◆ **Brief**
Leave out every picture, then transcribe the rest of the listing exactly.

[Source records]

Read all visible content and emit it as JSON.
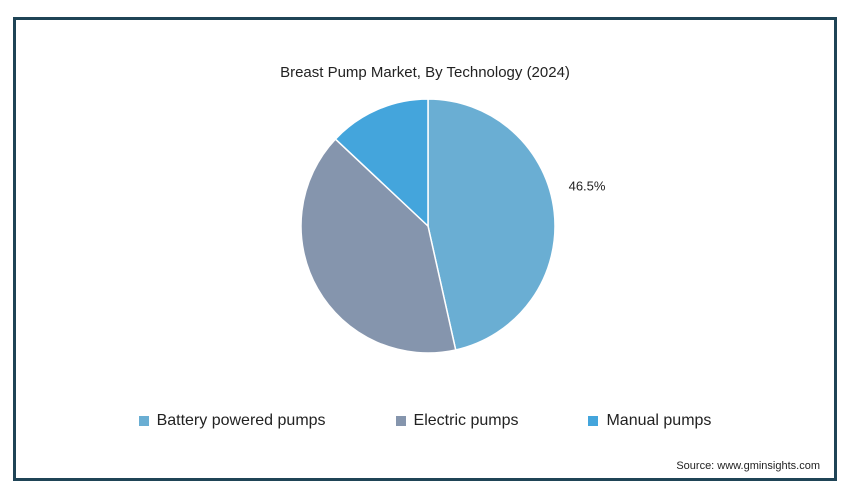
{
  "chart_data": {
    "type": "pie",
    "title": "Breast Pump Market, By Technology (2024)",
    "slices": [
      {
        "name": "Battery powered pumps",
        "value": 46.5,
        "label": "46.5%",
        "color": "#6aaed3"
      },
      {
        "name": "Electric pumps",
        "value": 40.5,
        "label": "",
        "color": "#8595ad"
      },
      {
        "name": "Manual pumps",
        "value": 13.0,
        "label": "",
        "color": "#44a5dc"
      }
    ],
    "legend": {
      "placement": "bottom"
    }
  },
  "source": "Source: www.gminsights.com"
}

◆ **The response**
Read all visible content and emit it as JSON.
{
  "chart_data": {
    "type": "pie",
    "title": "Breast Pump Market, By Technology (2024)",
    "slices": [
      {
        "name": "Battery powered pumps",
        "value": 46.5,
        "label": "46.5%",
        "color": "#6aaed3"
      },
      {
        "name": "Electric pumps",
        "value": 40.5,
        "label": "",
        "color": "#8595ad"
      },
      {
        "name": "Manual pumps",
        "value": 13.0,
        "label": "",
        "color": "#44a5dc"
      }
    ],
    "legend": {
      "placement": "bottom"
    }
  },
  "source": "Source: www.gminsights.com"
}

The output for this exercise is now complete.